====== Input data ======

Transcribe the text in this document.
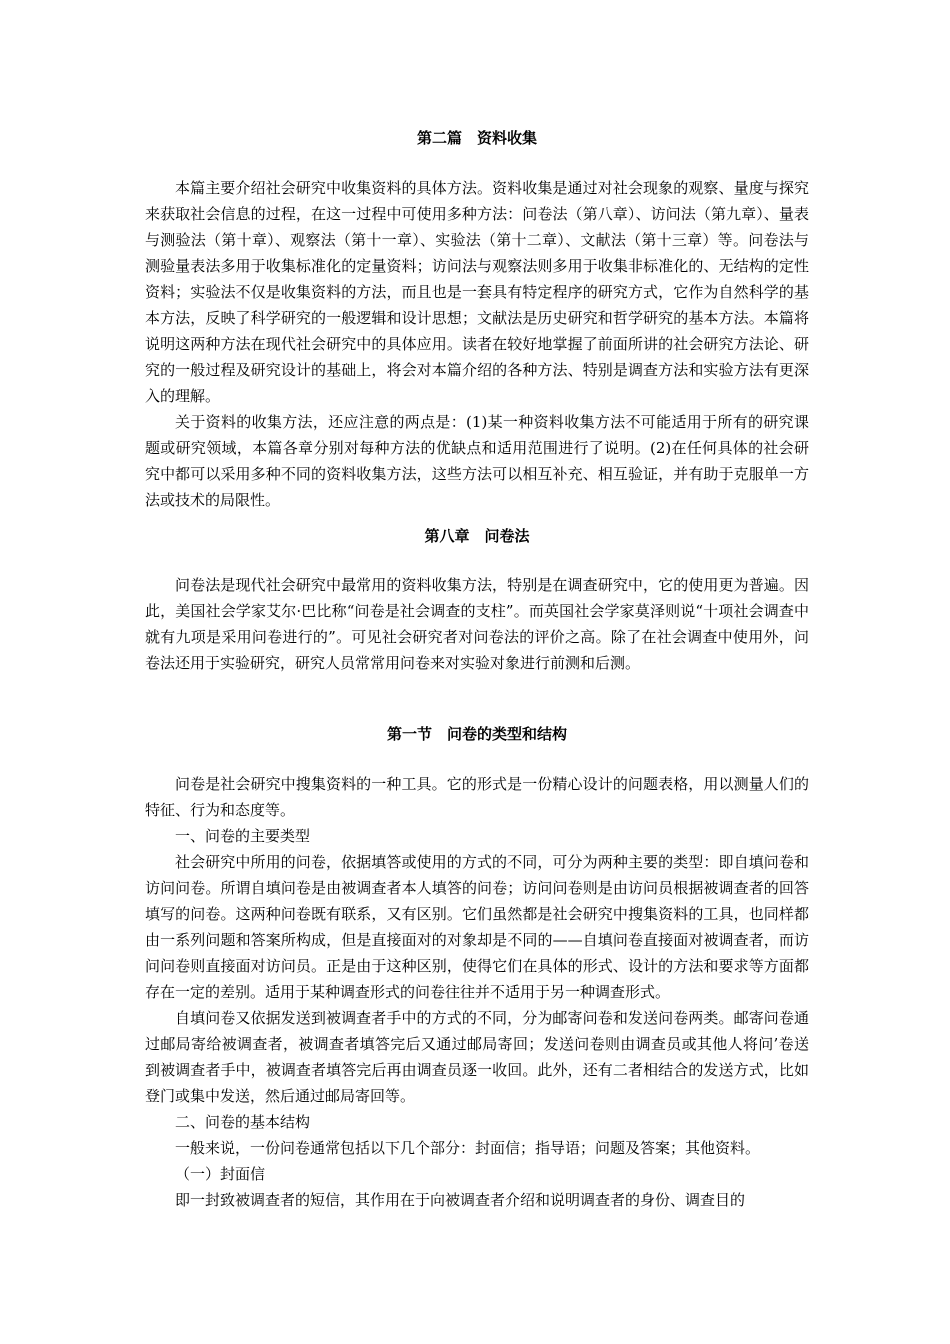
第二篇　资料收集

本篇主要介绍社会研究中收集资料的具体方法。资料收集是通过对社会现象的观察、量度与探究来获取社会信息的过程，在这一过程中可使用多种方法：问卷法（第八章）、访问法（第九章）、量表与测验法（第十章）、观察法（第十一章）、实验法（第十二章）、文献法（第十三章）等。问卷法与测验量表法多用于收集标准化的定量资料；访问法与观察法则多用于收集非标准化的、无结构的定性资料；实验法不仅是收集资料的方法，而且也是一套具有特定程序的研究方式，它作为自然科学的基本方法，反映了科学研究的一般逻辑和设计思想；文献法是历史研究和哲学研究的基本方法。本篇将说明这两种方法在现代社会研究中的具体应用。读者在较好地掌握了前面所讲的社会研究方法论、研究的一般过程及研究设计的基础上，将会对本篇介绍的各种方法、特别是调查方法和实验方法有更深入的理解。

关于资料的收集方法，还应注意的两点是：(1)某一种资料收集方法不可能适用于所有的研究课题或研究领域，本篇各章分别对每种方法的优缺点和适用范围进行了说明。(2)在任何具体的社会研究中都可以采用多种不同的资料收集方法，这些方法可以相互补充、相互验证，并有助于克服单一方法或技术的局限性。

第八章　问卷法

问卷法是现代社会研究中最常用的资料收集方法，特别是在调查研究中，它的使用更为普遍。因此，美国社会学家艾尔·巴比称“问卷是社会调查的支柱”。而英国社会学家莫泽则说“十项社会调查中就有九项是采用问卷进行的”。可见社会研究者对问卷法的评价之高。除了在社会调查中使用外，问卷法还用于实验研究，研究人员常常用问卷来对实验对象进行前测和后测。

第一节　问卷的类型和结构

问卷是社会研究中搜集资料的一种工具。它的形式是一份精心设计的问题表格，用以测量人们的特征、行为和态度等。

一、问卷的主要类型

社会研究中所用的问卷，依据填答或使用的方式的不同，可分为两种主要的类型：即自填问卷和访问问卷。所谓自填问卷是由被调查者本人填答的问卷；访问问卷则是由访问员根据被调查者的回答填写的问卷。这两种问卷既有联系，又有区别。它们虽然都是社会研究中搜集资料的工具，也同样都由一系列问题和答案所构成，但是直接面对的对象却是不同的——自填问卷直接面对被调查者，而访问问卷则直接面对访问员。正是由于这种区别，使得它们在具体的形式、设计的方法和要求等方面都存在一定的差别。适用于某种调查形式的问卷往往并不适用于另一种调查形式。

自填问卷又依据发送到被调查者手中的方式的不同，分为邮寄问卷和发送问卷两类。邮寄问卷通过邮局寄给被调查者，被调查者填答完后又通过邮局寄回；发送问卷则由调查员或其他人将问’卷送到被调查者手中，被调查者填答完后再由调查员逐一收回。此外，还有二者相结合的发送方式，比如登门或集中发送，然后通过邮局寄回等。

二、问卷的基本结构

一般来说，一份问卷通常包括以下几个部分：封面信；指导语；问题及答案；其他资料。

（一）封面信

即一封致被调查者的短信，其作用在于向被调查者介绍和说明调查者的身份、调查目的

======

• **What is needed**
Keep the pictures out and write out the records exactly.

• **Solution**
Transcribe the text in this document.
第二篇　资料收集

本篇主要介绍社会研究中收集资料的具体方法。资料收集是通过对社会现象的观察、量度与探究来获取社会信息的过程，在这一过程中可使用多种方法：问卷法（第八章）、访问法（第九章）、量表与测验法（第十章）、观察法（第十一章）、实验法（第十二章）、文献法（第十三章）等。问卷法与测验量表法多用于收集标准化的定量资料；访问法与观察法则多用于收集非标准化的、无结构的定性资料；实验法不仅是收集资料的方法，而且也是一套具有特定程序的研究方式，它作为自然科学的基本方法，反映了科学研究的一般逻辑和设计思想；文献法是历史研究和哲学研究的基本方法。本篇将说明这两种方法在现代社会研究中的具体应用。读者在较好地掌握了前面所讲的社会研究方法论、研究的一般过程及研究设计的基础上，将会对本篇介绍的各种方法、特别是调查方法和实验方法有更深入的理解。

关于资料的收集方法，还应注意的两点是：(1)某一种资料收集方法不可能适用于所有的研究课题或研究领域，本篇各章分别对每种方法的优缺点和适用范围进行了说明。(2)在任何具体的社会研究中都可以采用多种不同的资料收集方法，这些方法可以相互补充、相互验证，并有助于克服单一方法或技术的局限性。

第八章　问卷法

问卷法是现代社会研究中最常用的资料收集方法，特别是在调查研究中，它的使用更为普遍。因此，美国社会学家艾尔·巴比称“问卷是社会调查的支柱”。而英国社会学家莫泽则说“十项社会调查中就有九项是采用问卷进行的”。可见社会研究者对问卷法的评价之高。除了在社会调查中使用外，问卷法还用于实验研究，研究人员常常用问卷来对实验对象进行前测和后测。

第一节　问卷的类型和结构

问卷是社会研究中搜集资料的一种工具。它的形式是一份精心设计的问题表格，用以测量人们的特征、行为和态度等。

一、问卷的主要类型

社会研究中所用的问卷，依据填答或使用的方式的不同，可分为两种主要的类型：即自填问卷和访问问卷。所谓自填问卷是由被调查者本人填答的问卷；访问问卷则是由访问员根据被调查者的回答填写的问卷。这两种问卷既有联系，又有区别。它们虽然都是社会研究中搜集资料的工具，也同样都由一系列问题和答案所构成，但是直接面对的对象却是不同的——自填问卷直接面对被调查者，而访问问卷则直接面对访问员。正是由于这种区别，使得它们在具体的形式、设计的方法和要求等方面都存在一定的差别。适用于某种调查形式的问卷往往并不适用于另一种调查形式。

自填问卷又依据发送到被调查者手中的方式的不同，分为邮寄问卷和发送问卷两类。邮寄问卷通过邮局寄给被调查者，被调查者填答完后又通过邮局寄回；发送问卷则由调查员或其他人将问’卷送到被调查者手中，被调查者填答完后再由调查员逐一收回。此外，还有二者相结合的发送方式，比如登门或集中发送，然后通过邮局寄回等。

二、问卷的基本结构

一般来说，一份问卷通常包括以下几个部分：封面信；指导语；问题及答案；其他资料。

（一）封面信

即一封致被调查者的短信，其作用在于向被调查者介绍和说明调查者的身份、调查目的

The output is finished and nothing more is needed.